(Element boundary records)
----

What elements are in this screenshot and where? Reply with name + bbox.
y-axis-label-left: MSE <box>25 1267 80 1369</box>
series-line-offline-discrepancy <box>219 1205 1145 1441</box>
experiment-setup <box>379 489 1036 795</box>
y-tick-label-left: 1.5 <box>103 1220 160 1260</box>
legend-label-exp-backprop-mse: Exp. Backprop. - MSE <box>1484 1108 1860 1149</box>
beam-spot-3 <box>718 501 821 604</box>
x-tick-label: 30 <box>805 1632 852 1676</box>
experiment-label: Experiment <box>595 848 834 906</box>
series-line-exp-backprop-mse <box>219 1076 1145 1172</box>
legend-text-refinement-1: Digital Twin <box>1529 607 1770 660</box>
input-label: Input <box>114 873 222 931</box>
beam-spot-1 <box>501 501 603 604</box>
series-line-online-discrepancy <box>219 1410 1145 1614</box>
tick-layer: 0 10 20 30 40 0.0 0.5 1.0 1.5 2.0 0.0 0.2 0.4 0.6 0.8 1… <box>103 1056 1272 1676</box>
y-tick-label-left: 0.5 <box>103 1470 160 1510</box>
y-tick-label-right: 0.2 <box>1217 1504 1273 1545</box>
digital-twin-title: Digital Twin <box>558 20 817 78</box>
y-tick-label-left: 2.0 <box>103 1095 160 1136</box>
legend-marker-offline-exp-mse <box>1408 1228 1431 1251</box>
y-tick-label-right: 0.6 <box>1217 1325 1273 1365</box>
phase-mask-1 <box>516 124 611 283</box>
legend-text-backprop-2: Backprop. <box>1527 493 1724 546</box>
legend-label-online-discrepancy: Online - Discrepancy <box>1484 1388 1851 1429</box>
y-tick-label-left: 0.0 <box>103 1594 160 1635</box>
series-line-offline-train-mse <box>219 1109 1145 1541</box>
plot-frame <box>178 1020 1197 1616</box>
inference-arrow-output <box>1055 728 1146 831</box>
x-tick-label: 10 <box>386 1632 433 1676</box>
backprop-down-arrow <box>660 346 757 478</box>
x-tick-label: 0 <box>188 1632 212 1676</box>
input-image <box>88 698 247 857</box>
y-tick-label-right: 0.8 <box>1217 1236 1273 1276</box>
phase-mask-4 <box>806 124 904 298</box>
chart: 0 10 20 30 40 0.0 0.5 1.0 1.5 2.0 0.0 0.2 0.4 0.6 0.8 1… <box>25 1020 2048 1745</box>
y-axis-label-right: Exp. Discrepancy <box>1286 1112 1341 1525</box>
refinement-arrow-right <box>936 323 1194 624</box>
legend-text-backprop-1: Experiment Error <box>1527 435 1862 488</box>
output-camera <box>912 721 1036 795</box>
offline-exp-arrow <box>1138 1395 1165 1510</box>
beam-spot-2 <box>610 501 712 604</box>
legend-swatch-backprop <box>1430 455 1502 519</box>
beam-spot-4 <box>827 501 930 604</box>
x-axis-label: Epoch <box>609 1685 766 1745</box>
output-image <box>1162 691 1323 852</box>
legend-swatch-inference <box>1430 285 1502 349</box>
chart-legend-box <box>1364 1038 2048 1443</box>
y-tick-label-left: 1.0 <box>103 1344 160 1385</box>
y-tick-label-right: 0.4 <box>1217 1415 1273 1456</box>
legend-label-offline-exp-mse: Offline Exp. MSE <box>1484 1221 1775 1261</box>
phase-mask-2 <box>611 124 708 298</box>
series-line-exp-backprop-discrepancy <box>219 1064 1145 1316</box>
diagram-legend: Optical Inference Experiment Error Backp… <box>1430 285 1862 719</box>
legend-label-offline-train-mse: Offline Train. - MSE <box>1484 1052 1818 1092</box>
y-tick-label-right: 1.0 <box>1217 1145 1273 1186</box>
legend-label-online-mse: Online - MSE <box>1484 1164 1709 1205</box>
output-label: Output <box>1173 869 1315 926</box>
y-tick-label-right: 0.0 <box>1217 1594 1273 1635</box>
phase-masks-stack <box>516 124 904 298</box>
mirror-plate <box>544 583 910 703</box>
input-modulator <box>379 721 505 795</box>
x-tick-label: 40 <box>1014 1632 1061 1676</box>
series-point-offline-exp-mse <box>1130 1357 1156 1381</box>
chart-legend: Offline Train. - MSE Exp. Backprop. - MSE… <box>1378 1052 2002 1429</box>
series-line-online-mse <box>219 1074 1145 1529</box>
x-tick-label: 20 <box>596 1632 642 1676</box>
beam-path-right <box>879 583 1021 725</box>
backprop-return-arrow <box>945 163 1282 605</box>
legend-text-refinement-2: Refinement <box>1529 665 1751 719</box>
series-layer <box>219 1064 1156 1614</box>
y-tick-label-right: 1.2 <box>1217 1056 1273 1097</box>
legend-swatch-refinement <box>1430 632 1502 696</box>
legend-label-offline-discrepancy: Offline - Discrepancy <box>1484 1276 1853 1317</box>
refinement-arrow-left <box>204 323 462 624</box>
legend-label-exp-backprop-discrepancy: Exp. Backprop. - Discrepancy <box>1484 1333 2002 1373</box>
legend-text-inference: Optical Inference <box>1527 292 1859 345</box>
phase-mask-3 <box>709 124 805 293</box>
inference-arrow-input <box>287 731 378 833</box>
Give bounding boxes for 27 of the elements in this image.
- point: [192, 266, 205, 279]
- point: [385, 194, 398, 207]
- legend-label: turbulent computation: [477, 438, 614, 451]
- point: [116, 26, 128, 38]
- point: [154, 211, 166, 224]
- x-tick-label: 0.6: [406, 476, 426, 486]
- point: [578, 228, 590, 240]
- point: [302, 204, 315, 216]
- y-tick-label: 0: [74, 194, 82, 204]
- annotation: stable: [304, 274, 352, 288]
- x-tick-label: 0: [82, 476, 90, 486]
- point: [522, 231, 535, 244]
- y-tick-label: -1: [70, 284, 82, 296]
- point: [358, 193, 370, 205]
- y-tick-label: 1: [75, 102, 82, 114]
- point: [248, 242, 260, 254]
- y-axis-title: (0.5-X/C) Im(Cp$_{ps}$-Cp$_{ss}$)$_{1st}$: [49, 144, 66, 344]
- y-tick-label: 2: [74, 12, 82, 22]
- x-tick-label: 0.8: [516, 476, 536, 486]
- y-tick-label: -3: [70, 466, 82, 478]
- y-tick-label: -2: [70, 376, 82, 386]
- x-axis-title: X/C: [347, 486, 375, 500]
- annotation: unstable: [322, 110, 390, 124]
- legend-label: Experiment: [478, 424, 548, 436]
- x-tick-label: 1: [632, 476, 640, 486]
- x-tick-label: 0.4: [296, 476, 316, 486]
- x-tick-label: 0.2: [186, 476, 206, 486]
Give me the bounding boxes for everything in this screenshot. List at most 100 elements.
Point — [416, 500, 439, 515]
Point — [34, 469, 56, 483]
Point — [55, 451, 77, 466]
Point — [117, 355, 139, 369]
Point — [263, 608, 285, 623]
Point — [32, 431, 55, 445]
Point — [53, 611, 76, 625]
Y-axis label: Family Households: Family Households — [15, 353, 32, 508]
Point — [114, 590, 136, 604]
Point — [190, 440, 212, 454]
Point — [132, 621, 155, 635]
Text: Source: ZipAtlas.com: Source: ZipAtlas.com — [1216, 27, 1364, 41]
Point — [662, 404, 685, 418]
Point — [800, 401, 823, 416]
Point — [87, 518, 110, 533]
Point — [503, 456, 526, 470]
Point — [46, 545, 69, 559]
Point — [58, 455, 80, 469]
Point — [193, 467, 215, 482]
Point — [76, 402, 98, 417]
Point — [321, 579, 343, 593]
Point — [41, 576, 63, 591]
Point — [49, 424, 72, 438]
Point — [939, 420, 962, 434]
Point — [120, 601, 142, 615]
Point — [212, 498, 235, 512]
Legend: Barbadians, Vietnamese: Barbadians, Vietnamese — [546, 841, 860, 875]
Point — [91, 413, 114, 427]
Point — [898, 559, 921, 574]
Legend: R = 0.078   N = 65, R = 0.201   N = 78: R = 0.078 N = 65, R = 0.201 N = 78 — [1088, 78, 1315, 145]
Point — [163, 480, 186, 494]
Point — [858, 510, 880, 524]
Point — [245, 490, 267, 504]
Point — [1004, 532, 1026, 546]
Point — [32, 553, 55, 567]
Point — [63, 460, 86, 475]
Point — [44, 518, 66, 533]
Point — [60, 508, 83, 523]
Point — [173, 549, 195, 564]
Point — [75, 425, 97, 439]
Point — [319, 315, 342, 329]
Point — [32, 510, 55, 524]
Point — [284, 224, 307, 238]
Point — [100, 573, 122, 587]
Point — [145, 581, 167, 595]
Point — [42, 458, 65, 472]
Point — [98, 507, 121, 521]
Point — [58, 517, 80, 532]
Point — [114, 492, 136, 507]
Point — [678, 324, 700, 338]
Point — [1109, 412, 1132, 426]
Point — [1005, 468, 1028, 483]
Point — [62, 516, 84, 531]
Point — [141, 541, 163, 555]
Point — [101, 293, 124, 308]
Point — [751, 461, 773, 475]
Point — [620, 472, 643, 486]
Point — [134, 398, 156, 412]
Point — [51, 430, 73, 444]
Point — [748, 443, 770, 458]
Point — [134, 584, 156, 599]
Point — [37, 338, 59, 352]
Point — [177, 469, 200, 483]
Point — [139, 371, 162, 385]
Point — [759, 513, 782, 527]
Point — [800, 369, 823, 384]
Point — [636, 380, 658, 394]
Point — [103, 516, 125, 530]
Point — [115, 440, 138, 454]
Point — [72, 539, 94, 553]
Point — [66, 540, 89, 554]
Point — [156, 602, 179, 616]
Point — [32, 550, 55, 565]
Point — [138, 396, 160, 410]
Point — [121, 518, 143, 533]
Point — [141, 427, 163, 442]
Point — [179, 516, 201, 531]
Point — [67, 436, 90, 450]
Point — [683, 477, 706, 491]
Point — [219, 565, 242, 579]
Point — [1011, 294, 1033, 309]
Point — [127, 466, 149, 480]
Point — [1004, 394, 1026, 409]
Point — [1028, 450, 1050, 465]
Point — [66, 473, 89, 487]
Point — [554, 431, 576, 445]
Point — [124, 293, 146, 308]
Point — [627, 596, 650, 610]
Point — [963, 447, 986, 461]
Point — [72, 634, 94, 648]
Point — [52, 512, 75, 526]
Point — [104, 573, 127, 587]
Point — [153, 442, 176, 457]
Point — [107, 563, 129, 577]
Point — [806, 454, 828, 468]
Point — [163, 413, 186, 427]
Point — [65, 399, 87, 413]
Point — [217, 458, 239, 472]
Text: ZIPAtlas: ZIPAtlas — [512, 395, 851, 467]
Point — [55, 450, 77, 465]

----

What you need to do:
Pull out the material word for word, from its first line up to and including the line with "y-tick-label-left: 1.5 <box>103".

In response:
What elements are in this screenshot and where? Reply with name + bbox.
y-axis-label-left: MSE <box>25 1267 80 1369</box>
series-line-offline-discrepancy <box>219 1205 1145 1441</box>
experiment-setup <box>379 489 1036 795</box>
y-tick-label-left: 1.5 <box>103 1220 160 1260</box>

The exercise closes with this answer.